Work through the entries below and report how many lines include "Nennungen". The number alone is the answer.

- - - - - - -

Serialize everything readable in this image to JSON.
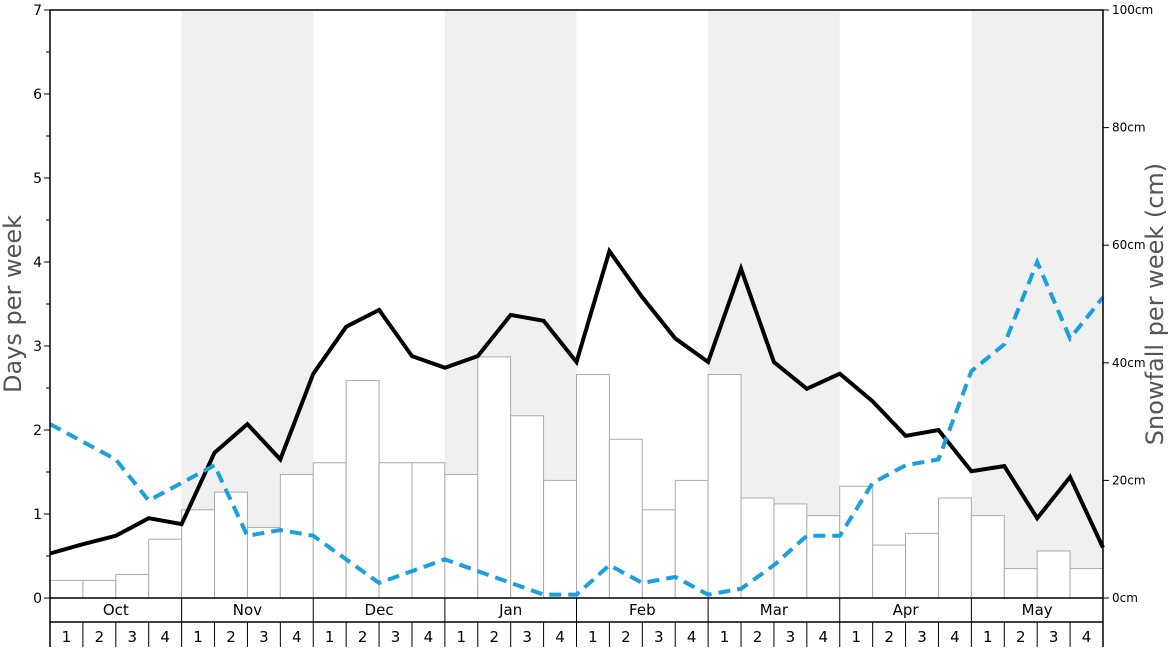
{
  "chart_data": {
    "type": "bar",
    "ylabel": "Days per week",
    "ylabel_right": "Snowfall per week (cm)",
    "ylim_left": [
      0,
      7
    ],
    "ylim_right": [
      0,
      100
    ],
    "left_ticks": [
      "0",
      "1",
      "2",
      "3",
      "4",
      "5",
      "6",
      "7"
    ],
    "right_ticks": [
      "0cm",
      "20cm",
      "40cm",
      "60cm",
      "80cm",
      "100cm"
    ],
    "months": [
      "Oct",
      "Nov",
      "Dec",
      "Jan",
      "Feb",
      "Mar",
      "Apr",
      "May"
    ],
    "weeks": [
      "1",
      "2",
      "3",
      "4"
    ],
    "grid": false,
    "series": [
      {
        "type": "bar",
        "axis": "right",
        "values": [
          3,
          3,
          4,
          10,
          15,
          18,
          12,
          21,
          23,
          37,
          23,
          23,
          21,
          41,
          31,
          20,
          38,
          27,
          15,
          20,
          38,
          17,
          16,
          14,
          19,
          9,
          11,
          17,
          14,
          5,
          8,
          5
        ]
      },
      {
        "type": "line",
        "axis": "left",
        "color": "#000000",
        "style": "solid",
        "values": [
          0.53,
          0.64,
          0.74,
          0.95,
          0.88,
          1.73,
          2.07,
          1.65,
          2.67,
          3.23,
          3.43,
          2.88,
          2.74,
          2.88,
          3.37,
          3.3,
          2.81,
          4.13,
          3.58,
          3.09,
          2.81,
          3.92,
          2.81,
          2.49,
          2.67,
          2.34,
          1.93,
          2.0,
          1.51,
          1.57,
          0.95,
          1.44,
          0.6
        ]
      },
      {
        "type": "line",
        "axis": "left",
        "color": "#1a9fdf",
        "style": "dashed",
        "values": [
          2.07,
          1.86,
          1.65,
          1.16,
          1.37,
          1.58,
          0.74,
          0.81,
          0.74,
          0.46,
          0.18,
          0.32,
          0.46,
          0.32,
          0.18,
          0.04,
          0.04,
          0.39,
          0.18,
          0.25,
          0.04,
          0.11,
          0.39,
          0.74,
          0.74,
          1.37,
          1.58,
          1.65,
          2.7,
          3.02,
          4.0,
          3.09,
          3.58
        ]
      }
    ]
  }
}
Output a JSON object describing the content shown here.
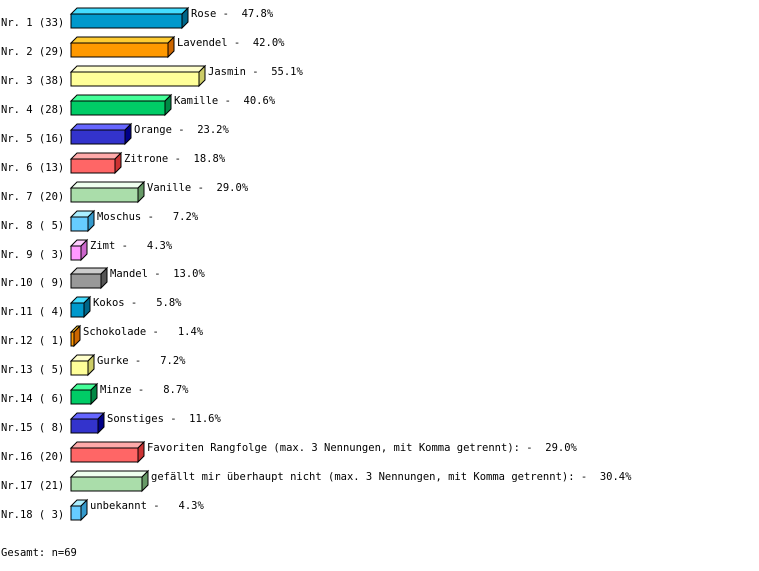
{
  "chart_data": {
    "type": "bar",
    "orientation": "horizontal",
    "style": "3d",
    "unit": "%",
    "categories": [
      "Rose",
      "Lavendel",
      "Jasmin",
      "Kamille",
      "Orange",
      "Zitrone",
      "Vanille",
      "Moschus",
      "Zimt",
      "Mandel",
      "Kokos",
      "Schokolade",
      "Gurke",
      "Minze",
      "Sonstiges",
      "Favoriten Rangfolge (max. 3 Nennungen, mit Komma getrennt):",
      "gefällt mir überhaupt nicht (max. 3 Nennungen, mit Komma getrennt):",
      "unbekannt"
    ],
    "row_labels": [
      "Nr. 1 (33)",
      "Nr. 2 (29)",
      "Nr. 3 (38)",
      "Nr. 4 (28)",
      "Nr. 5 (16)",
      "Nr. 6 (13)",
      "Nr. 7 (20)",
      "Nr. 8 ( 5)",
      "Nr. 9 ( 3)",
      "Nr.10 ( 9)",
      "Nr.11 ( 4)",
      "Nr.12 ( 1)",
      "Nr.13 ( 5)",
      "Nr.14 ( 6)",
      "Nr.15 ( 8)",
      "Nr.16 (20)",
      "Nr.17 (21)",
      "Nr.18 ( 3)"
    ],
    "counts": [
      33,
      29,
      38,
      28,
      16,
      13,
      20,
      5,
      3,
      9,
      4,
      1,
      5,
      6,
      8,
      20,
      21,
      3
    ],
    "values": [
      47.8,
      42.0,
      55.1,
      40.6,
      23.2,
      18.8,
      29.0,
      7.2,
      4.3,
      13.0,
      5.8,
      1.4,
      7.2,
      8.7,
      11.6,
      29.0,
      30.4,
      4.3
    ],
    "value_labels": [
      "47.8%",
      "42.0%",
      "55.1%",
      "40.6%",
      "23.2%",
      "18.8%",
      "29.0%",
      " 7.2%",
      " 4.3%",
      "13.0%",
      " 5.8%",
      " 1.4%",
      " 7.2%",
      " 8.7%",
      "11.6%",
      "29.0%",
      "30.4%",
      " 4.3%"
    ],
    "palette": [
      {
        "front": "#0099cc",
        "top": "#44ddff",
        "side": "#006688"
      },
      {
        "front": "#ff9900",
        "top": "#ffcc33",
        "side": "#cc6600"
      },
      {
        "front": "#ffff99",
        "top": "#ffffcc",
        "side": "#cccc66"
      },
      {
        "front": "#00cc66",
        "top": "#44ff99",
        "side": "#008844"
      },
      {
        "front": "#3333cc",
        "top": "#6666ff",
        "side": "#000088"
      },
      {
        "front": "#ff6666",
        "top": "#ffaaaa",
        "side": "#cc3333"
      },
      {
        "front": "#aaddaa",
        "top": "#eeffee",
        "side": "#669966"
      },
      {
        "front": "#66ccff",
        "top": "#aaeeff",
        "side": "#3399cc"
      },
      {
        "front": "#ff99ff",
        "top": "#ffccff",
        "side": "#cc66cc"
      },
      {
        "front": "#999999",
        "top": "#cccccc",
        "side": "#555555"
      }
    ],
    "xlim": [
      0,
      100
    ],
    "grid": false,
    "legend": "none"
  },
  "footer": {
    "total": "Gesamt: n=69"
  }
}
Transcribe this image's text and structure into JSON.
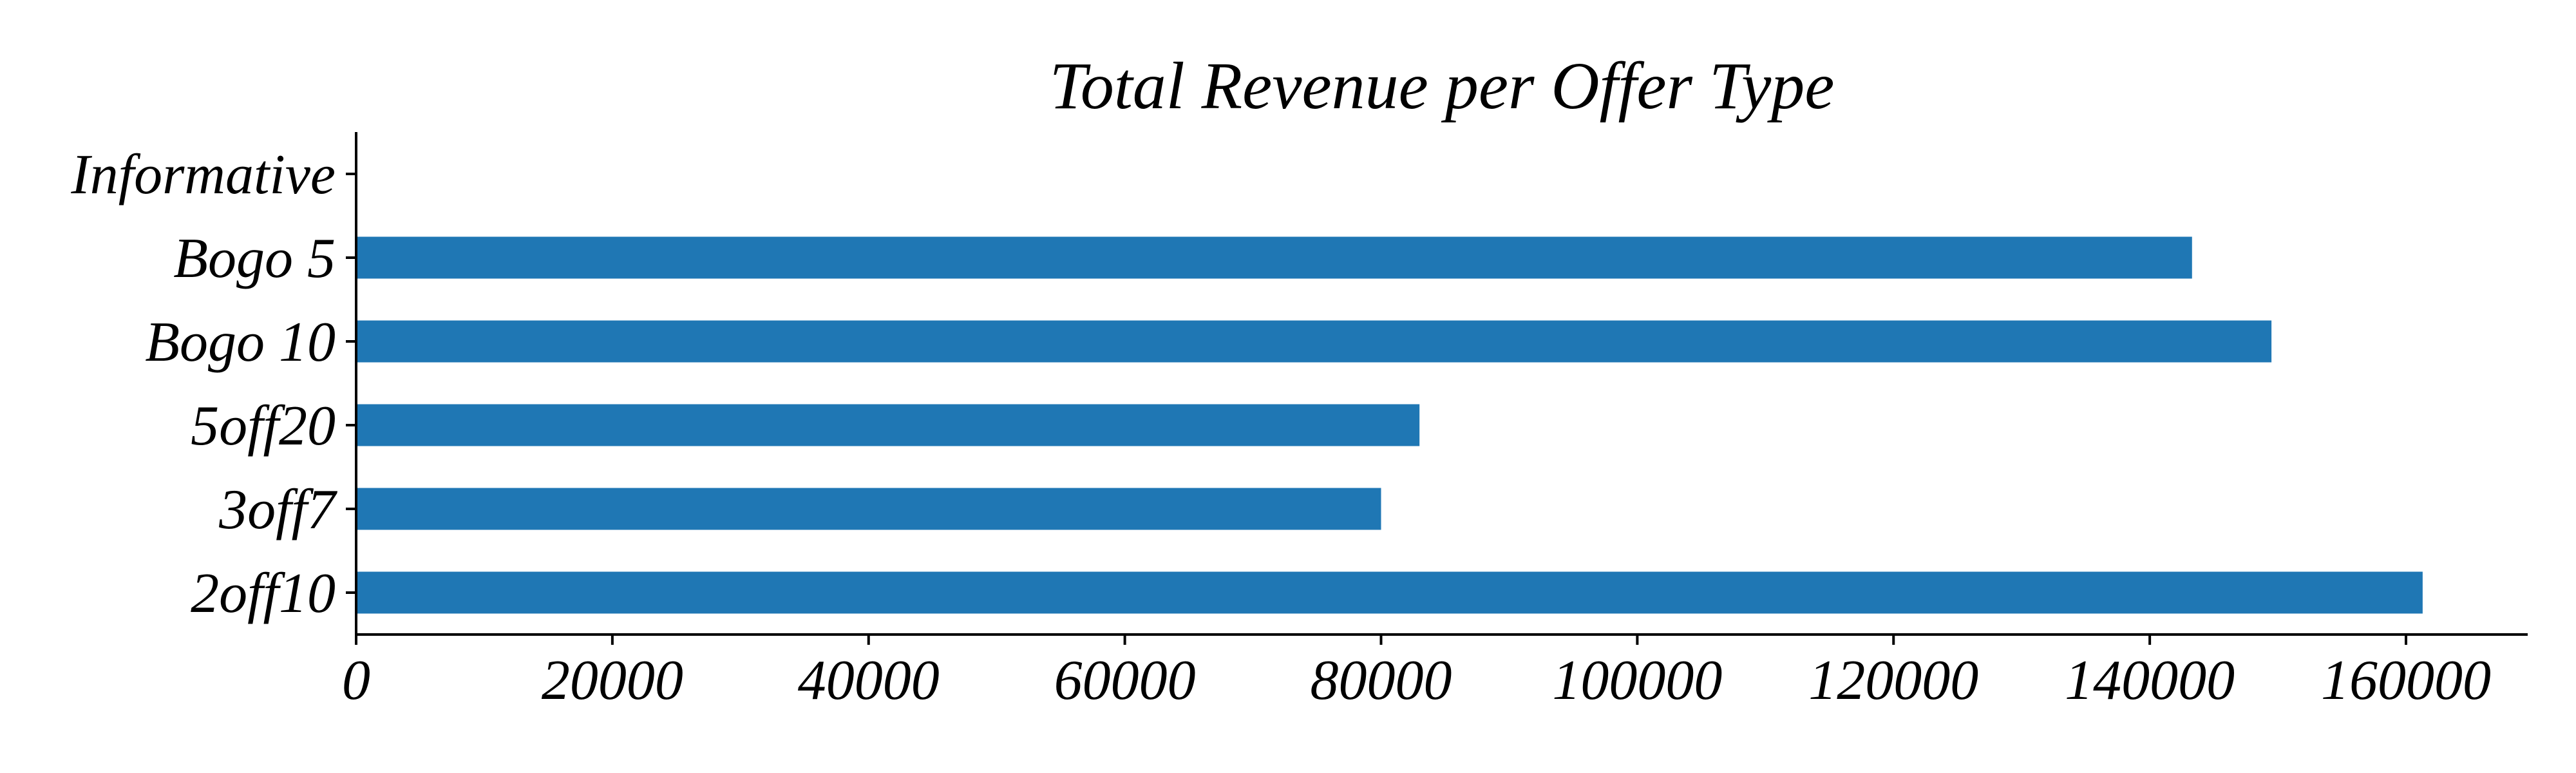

- - - - - - -

__WORKED ANSWER__: 2